** Start of INFORMATION PROVIDED **
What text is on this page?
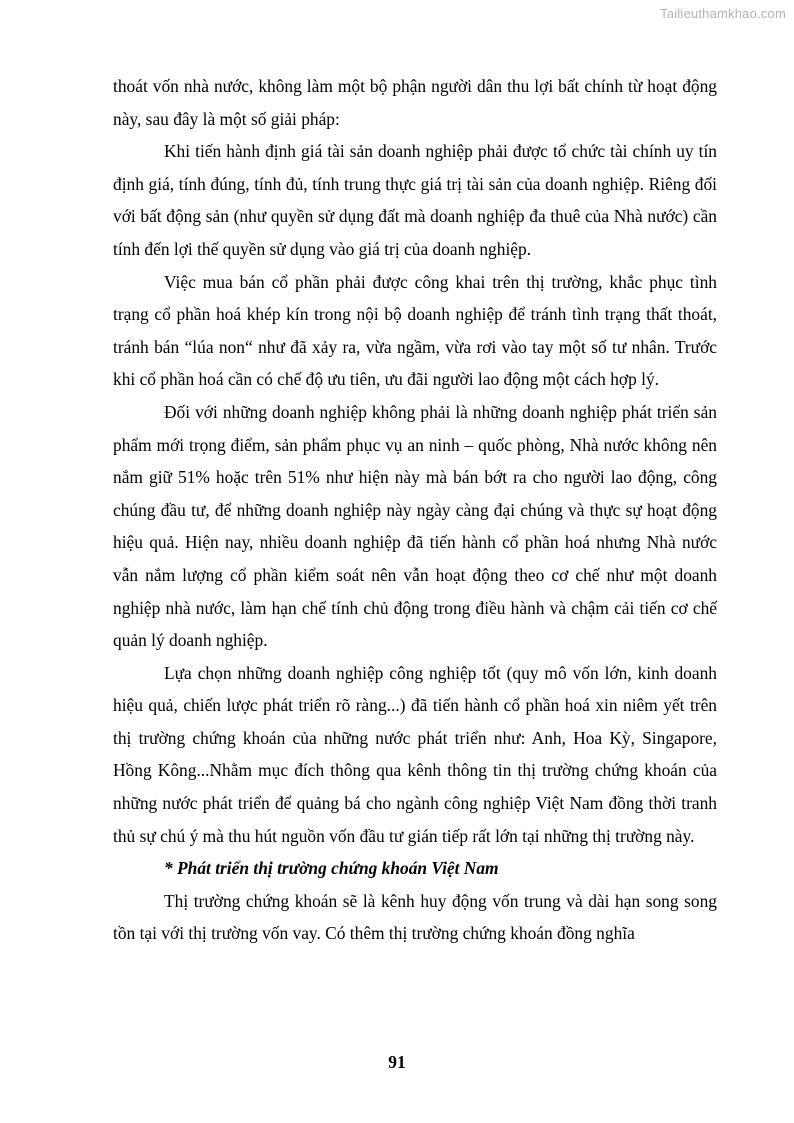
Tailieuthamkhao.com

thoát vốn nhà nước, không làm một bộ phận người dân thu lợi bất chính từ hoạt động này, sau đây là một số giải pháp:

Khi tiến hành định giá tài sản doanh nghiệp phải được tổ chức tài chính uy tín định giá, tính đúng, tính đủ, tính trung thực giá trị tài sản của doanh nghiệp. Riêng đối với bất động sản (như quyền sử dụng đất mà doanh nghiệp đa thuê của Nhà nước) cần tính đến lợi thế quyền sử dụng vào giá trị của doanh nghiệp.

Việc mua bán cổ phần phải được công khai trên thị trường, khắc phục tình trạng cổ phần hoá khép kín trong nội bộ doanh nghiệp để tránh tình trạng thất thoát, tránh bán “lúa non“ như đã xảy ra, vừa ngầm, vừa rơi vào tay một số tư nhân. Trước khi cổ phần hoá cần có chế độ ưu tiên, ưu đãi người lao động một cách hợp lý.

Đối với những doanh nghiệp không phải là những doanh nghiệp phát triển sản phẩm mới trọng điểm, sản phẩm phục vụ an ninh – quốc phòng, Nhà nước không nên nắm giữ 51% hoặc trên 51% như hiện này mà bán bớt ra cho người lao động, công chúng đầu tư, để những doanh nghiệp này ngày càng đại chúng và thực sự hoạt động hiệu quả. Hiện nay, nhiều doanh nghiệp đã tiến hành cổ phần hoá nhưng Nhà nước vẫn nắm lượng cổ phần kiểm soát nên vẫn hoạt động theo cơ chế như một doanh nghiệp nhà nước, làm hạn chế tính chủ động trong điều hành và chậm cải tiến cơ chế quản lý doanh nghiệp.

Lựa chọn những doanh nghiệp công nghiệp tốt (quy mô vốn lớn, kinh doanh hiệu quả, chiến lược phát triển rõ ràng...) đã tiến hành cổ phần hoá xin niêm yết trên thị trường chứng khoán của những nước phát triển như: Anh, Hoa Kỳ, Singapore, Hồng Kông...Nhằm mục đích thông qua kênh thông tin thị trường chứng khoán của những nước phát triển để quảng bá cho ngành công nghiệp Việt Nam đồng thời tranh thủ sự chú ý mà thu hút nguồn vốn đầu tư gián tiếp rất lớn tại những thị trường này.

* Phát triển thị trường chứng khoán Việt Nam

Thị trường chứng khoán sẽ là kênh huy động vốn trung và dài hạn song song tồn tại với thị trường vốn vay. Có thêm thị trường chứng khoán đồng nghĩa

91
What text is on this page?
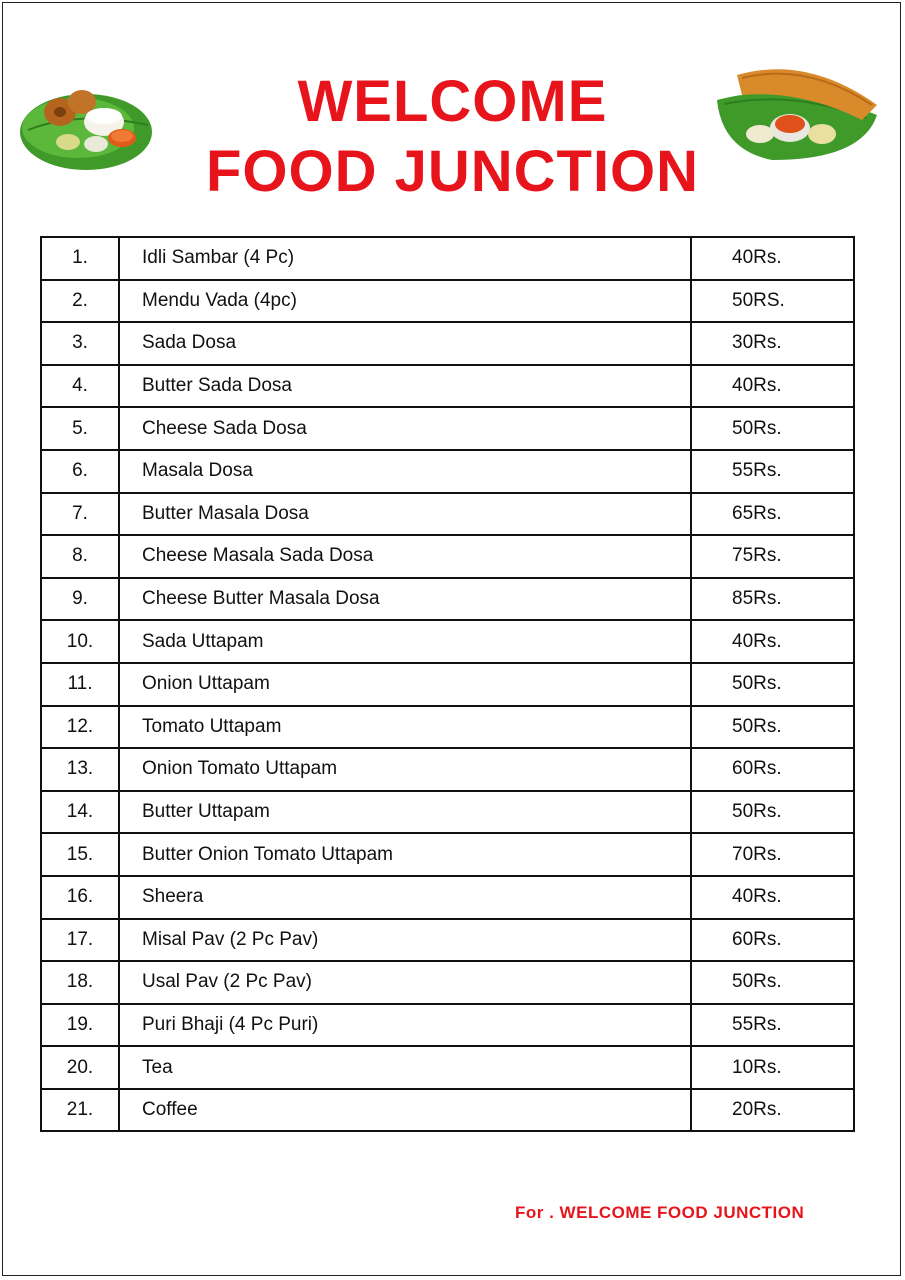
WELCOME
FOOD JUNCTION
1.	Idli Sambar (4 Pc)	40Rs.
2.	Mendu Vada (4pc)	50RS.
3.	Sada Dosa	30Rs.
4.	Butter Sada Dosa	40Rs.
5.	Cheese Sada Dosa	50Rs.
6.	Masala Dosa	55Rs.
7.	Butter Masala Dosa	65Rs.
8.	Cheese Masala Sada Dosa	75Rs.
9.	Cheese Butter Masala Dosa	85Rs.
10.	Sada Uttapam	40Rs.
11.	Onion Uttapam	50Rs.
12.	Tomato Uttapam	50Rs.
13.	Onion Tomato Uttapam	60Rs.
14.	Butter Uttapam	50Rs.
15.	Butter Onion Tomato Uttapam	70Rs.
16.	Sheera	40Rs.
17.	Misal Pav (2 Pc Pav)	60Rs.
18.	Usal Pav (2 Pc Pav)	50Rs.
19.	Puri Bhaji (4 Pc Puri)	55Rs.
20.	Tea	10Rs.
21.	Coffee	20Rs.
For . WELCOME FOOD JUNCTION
** End of INFORMATION PROVIDED **
▶ [EXERCISE AIM] Check each line of the records above for the string "chính", and report every line that has it.

▶ [REPLY TO THE EXERCISE]
thoát vốn nhà nước, không làm một bộ phận người dân thu lợi bất chính từ hoạt động này, sau đây là một số giải pháp:
Khi tiến hành định giá tài sản doanh nghiệp phải được tổ chức tài chính uy tín định giá, tính đúng, tính đủ, tính trung thực giá trị tài sản của doanh nghiệp. Riêng đối với bất động sản (như quyền sử dụng đất mà doanh nghiệp đa thuê của Nhà nước) cần tính đến lợi thế quyền sử dụng vào giá trị của doanh nghiệp.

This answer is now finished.